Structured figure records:

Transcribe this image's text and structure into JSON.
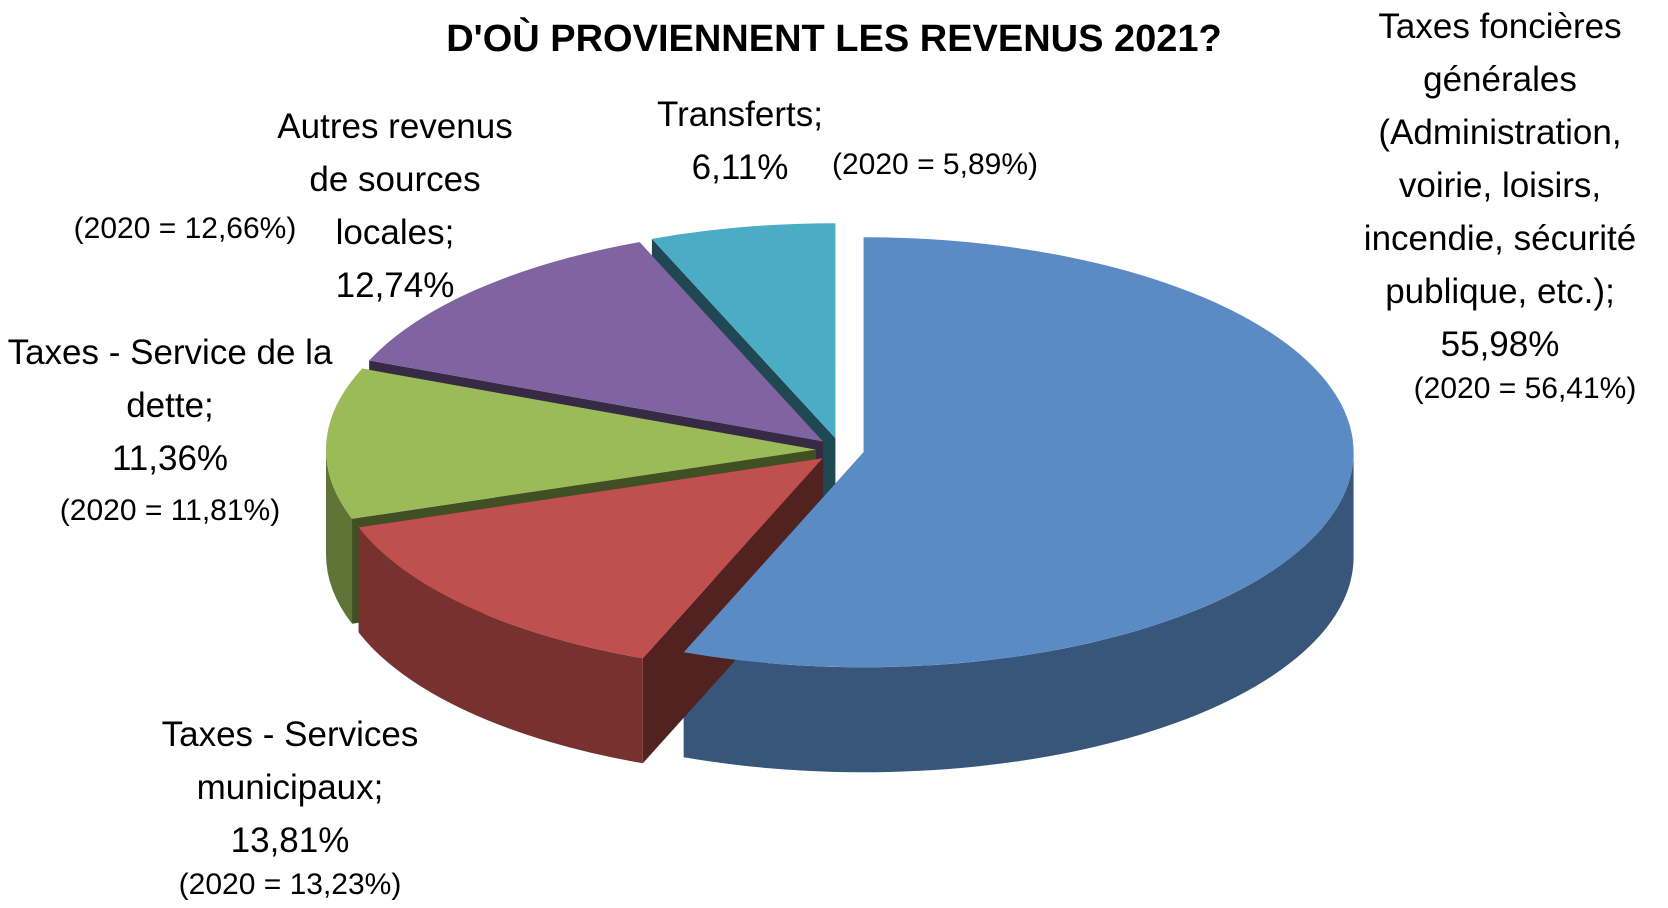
{
  "chart_data": {
    "type": "pie",
    "title": "D'OÙ PROVIENNENT LES REVENUS 2021?",
    "categories": [
      "Taxes foncières générales (Administration, voirie, loisirs, incendie, sécurité publique, etc.);",
      "Taxes - Services municipaux;",
      "Taxes - Service de la dette;",
      "Autres revenus de sources locales;",
      "Transferts;"
    ],
    "values": [
      55.98,
      13.81,
      11.36,
      12.74,
      6.11
    ],
    "value_labels": [
      "55,98%",
      "13,81%",
      "11,36%",
      "12,74%",
      "6,11%"
    ],
    "annotations": [
      "(2020 = 56,41%)",
      "(2020 = 13,23%)",
      "(2020 = 11,81%)",
      "(2020 = 12,66%)",
      "(2020 = 5,89%)"
    ],
    "colors": [
      "#5b8bc5",
      "#c0504d",
      "#9bbb59",
      "#8064a2",
      "#4bacc6"
    ]
  }
}
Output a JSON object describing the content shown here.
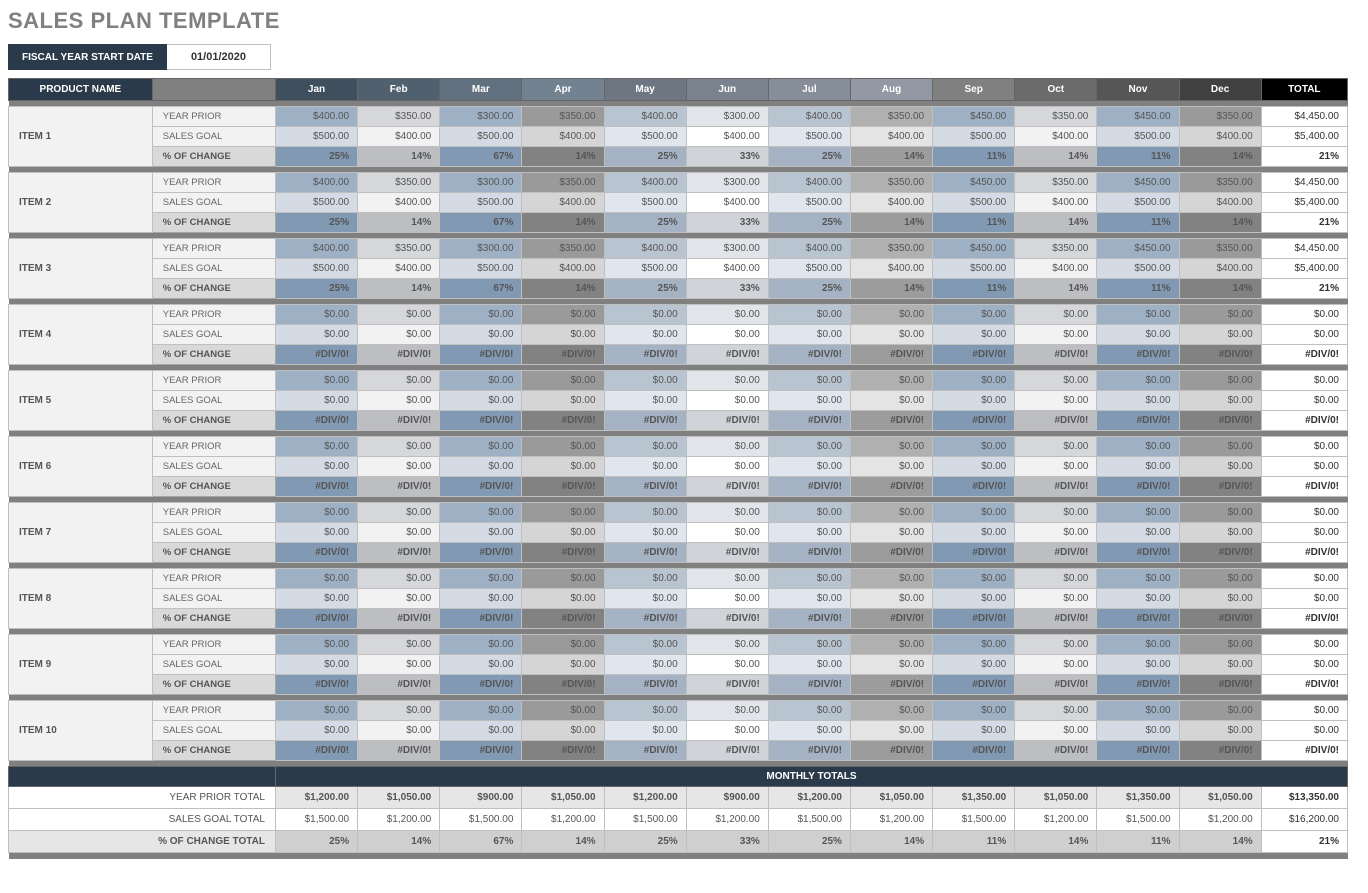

▶ _Goal of the exercise_: Extract every line that has the string "JSON" in it.

▶ _Output of the exercise_:
Transcribe this image's text and structure into JSON.
Output a JSON object describing the content shown here.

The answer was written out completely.